* [Problem statement]:
Filter the listing and keep only the lines with the word "document".

* [Data lines]:
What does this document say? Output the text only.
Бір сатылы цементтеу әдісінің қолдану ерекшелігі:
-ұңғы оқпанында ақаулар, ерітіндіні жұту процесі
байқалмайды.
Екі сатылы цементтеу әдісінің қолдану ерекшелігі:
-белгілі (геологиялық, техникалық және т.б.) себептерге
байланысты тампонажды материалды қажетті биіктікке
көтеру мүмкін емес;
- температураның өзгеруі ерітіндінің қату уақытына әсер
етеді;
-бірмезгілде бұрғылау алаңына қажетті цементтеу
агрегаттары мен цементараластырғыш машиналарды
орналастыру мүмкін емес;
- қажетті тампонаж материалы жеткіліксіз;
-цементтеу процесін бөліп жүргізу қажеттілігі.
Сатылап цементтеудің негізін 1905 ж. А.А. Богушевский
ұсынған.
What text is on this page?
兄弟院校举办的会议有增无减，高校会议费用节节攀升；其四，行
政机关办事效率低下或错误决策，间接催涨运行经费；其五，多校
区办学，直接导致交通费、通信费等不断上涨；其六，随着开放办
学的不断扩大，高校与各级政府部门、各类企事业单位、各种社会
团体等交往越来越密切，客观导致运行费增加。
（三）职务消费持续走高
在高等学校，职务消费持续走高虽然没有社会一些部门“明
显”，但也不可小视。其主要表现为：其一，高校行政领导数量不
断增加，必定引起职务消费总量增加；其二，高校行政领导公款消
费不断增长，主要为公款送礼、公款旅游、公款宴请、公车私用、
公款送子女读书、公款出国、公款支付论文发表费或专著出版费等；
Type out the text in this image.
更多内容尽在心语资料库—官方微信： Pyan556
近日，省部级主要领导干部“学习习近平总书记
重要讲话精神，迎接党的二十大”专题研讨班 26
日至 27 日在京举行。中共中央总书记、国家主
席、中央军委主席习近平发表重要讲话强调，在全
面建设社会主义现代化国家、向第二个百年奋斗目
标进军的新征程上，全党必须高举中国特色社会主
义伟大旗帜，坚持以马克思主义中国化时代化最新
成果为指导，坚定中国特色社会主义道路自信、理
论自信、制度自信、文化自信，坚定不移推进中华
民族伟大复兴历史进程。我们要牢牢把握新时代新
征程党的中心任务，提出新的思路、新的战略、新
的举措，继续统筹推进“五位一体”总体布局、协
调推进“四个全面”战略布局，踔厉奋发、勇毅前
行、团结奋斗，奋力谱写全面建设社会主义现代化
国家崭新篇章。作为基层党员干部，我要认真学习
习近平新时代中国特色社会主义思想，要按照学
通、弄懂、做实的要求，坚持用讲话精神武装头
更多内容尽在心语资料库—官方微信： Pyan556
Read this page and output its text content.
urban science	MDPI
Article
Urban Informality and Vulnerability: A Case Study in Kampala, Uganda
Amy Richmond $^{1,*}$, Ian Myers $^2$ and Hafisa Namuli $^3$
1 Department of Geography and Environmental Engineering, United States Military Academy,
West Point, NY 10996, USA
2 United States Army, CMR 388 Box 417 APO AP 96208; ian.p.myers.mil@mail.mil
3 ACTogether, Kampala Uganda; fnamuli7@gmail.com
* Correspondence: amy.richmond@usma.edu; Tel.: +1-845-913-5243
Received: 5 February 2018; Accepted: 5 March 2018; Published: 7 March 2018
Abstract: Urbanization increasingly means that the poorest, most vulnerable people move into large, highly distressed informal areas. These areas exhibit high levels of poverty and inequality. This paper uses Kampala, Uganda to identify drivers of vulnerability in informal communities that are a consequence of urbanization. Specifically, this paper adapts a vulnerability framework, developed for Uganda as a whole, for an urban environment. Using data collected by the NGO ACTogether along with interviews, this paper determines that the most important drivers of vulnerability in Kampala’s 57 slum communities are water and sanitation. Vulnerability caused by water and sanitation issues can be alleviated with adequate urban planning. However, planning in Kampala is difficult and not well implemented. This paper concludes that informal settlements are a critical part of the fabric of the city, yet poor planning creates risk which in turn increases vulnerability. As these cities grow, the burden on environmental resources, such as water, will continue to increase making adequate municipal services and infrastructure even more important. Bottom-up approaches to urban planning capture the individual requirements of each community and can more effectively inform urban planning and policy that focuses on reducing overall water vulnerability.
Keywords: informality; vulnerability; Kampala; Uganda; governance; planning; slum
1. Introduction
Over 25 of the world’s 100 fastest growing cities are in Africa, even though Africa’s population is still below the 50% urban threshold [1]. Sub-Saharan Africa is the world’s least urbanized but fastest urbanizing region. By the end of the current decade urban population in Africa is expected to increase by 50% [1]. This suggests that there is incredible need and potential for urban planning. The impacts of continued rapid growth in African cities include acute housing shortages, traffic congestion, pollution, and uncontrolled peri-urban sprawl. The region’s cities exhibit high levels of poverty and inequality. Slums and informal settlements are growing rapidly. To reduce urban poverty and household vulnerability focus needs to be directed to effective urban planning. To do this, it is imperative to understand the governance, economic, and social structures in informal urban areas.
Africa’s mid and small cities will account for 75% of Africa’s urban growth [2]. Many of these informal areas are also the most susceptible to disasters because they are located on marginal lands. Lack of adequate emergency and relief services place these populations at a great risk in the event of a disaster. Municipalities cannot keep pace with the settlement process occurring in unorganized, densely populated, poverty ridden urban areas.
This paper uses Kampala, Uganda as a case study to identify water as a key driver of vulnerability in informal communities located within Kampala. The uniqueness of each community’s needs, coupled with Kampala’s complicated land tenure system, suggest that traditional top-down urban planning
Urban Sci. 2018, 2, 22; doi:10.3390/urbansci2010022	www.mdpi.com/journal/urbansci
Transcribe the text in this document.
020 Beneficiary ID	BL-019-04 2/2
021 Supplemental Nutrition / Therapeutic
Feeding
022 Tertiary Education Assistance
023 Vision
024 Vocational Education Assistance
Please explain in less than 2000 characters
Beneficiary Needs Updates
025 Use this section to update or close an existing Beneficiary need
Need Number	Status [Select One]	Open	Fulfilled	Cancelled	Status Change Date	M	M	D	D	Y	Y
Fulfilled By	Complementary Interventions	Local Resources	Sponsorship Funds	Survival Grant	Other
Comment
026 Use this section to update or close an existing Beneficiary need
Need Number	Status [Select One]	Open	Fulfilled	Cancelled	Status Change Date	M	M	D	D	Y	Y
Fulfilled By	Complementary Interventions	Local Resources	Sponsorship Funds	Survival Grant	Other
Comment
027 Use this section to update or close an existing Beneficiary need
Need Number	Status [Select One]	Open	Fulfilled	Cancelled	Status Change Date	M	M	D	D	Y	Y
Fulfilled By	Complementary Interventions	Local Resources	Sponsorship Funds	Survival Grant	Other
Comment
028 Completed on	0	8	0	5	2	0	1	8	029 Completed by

* [Exercise result]:
What does this document say? Output the text only.
Transcribe the text in this document.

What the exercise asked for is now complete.